##### EXCERPTED DATA

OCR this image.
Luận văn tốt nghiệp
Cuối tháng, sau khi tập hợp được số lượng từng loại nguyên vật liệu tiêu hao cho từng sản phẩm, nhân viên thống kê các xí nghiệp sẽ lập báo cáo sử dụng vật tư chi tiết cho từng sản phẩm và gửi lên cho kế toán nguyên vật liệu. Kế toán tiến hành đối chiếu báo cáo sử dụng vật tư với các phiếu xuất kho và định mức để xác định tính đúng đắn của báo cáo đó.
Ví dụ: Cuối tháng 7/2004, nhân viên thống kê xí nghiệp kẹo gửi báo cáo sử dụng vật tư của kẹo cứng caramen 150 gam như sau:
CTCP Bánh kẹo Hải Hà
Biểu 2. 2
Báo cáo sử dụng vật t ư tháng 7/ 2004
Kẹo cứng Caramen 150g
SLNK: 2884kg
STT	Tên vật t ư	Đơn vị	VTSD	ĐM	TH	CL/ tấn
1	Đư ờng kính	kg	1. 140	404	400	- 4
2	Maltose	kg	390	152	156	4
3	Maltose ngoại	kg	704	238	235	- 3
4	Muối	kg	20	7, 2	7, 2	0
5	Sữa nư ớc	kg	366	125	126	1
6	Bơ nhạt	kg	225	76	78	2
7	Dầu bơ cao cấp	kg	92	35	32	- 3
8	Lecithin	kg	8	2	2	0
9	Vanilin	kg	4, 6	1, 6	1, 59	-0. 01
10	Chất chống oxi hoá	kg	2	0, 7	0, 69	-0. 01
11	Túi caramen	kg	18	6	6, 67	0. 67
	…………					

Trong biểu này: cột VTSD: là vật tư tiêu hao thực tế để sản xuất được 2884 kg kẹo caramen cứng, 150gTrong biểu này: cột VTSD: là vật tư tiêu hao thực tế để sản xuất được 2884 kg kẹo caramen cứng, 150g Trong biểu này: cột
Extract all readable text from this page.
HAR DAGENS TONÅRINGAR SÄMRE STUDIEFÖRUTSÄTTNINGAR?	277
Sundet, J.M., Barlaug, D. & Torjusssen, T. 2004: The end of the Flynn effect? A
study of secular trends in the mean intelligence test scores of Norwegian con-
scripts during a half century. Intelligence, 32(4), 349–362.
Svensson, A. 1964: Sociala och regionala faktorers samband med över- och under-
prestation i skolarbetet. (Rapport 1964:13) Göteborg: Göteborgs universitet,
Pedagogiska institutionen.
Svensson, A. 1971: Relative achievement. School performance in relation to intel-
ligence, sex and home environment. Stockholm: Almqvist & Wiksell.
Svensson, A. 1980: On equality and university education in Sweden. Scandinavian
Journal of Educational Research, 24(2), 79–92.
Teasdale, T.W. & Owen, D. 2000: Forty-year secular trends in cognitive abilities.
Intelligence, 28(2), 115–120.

##########

**WHAT YOU HAVE TO DO**
Filter the listing for the word "được" and copy every line that holds it.

**ANSWER TO THIS PROBLEM**
Cuối tháng, sau khi tập hợp được số lượng từng loại nguyên vật liệu tiêu hao cho từng sản phẩm, nhân viên thống kê các xí nghiệp sẽ lập báo cáo sử dụng vật tư chi tiết cho từng sản phẩm và gửi lên cho kế toán nguyên vật liệu. Kế toán tiến hành đối chiếu báo cáo sử dụng vật tư với các phiếu xuất kho và định mức để xác định tính đúng đắn của báo cáo đó.
Trong biểu này: cột VTSD: là vật tư tiêu hao thực tế để sản xuất được 2884 kg kẹo caramen cứng, 150gTrong biểu này: cột VTSD: là vật tư tiêu hao thực tế để sản xuất được 2884 kg kẹo caramen cứng, 150g Trong biểu này: cột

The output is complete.